__DIRECTION__
Gather up every line from the entries below that uses the word "mundtligt".

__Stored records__
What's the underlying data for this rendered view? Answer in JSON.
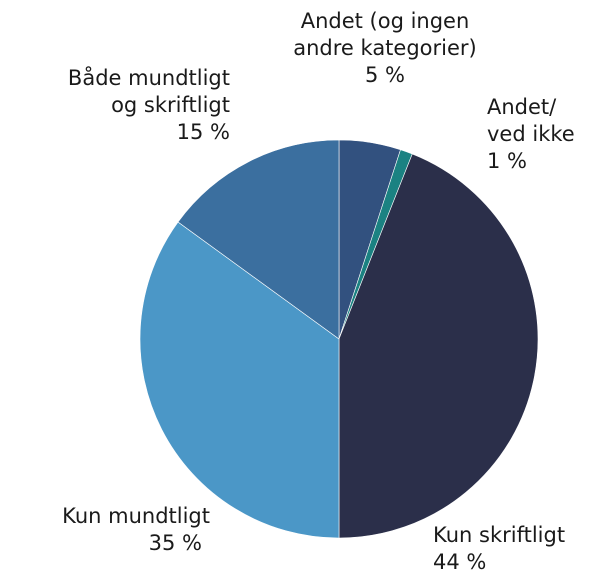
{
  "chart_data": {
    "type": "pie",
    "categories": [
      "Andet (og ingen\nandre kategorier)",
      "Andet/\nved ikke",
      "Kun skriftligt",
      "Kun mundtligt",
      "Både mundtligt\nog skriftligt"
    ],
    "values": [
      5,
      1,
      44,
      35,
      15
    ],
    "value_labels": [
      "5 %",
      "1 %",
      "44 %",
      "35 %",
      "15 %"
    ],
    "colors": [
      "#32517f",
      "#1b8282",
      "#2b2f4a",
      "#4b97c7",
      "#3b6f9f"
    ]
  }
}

---

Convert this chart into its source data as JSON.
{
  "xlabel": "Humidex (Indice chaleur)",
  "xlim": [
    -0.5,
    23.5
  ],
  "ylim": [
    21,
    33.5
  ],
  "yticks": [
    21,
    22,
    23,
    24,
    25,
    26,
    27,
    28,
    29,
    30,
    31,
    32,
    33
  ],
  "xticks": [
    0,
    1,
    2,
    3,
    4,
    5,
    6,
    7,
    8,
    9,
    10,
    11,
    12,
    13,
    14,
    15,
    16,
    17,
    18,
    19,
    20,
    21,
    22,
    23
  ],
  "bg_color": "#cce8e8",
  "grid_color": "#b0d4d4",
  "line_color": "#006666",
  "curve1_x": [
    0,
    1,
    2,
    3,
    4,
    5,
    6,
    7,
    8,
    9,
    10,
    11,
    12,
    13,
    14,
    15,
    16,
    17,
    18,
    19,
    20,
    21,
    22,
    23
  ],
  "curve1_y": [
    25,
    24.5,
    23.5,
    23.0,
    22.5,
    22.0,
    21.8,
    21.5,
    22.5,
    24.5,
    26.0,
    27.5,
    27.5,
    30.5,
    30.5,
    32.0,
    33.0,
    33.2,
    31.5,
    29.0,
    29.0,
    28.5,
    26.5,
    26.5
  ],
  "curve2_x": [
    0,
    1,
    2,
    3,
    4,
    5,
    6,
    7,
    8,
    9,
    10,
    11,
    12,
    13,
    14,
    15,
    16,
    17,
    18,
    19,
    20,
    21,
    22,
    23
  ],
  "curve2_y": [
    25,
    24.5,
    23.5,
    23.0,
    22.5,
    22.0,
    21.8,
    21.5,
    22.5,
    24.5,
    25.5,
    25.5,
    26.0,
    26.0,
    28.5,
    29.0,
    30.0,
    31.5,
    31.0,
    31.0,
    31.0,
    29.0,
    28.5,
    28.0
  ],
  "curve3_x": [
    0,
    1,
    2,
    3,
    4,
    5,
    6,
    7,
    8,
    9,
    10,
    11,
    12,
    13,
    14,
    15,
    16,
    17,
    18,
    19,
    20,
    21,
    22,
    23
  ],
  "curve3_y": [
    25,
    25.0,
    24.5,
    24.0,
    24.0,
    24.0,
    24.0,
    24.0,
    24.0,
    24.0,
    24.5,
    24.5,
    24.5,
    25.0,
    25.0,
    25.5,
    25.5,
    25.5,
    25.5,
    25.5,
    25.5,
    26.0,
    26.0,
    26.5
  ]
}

__ANSWER__
      "Kun mundtligt",
      "Både mundtligt\nog skriftligt"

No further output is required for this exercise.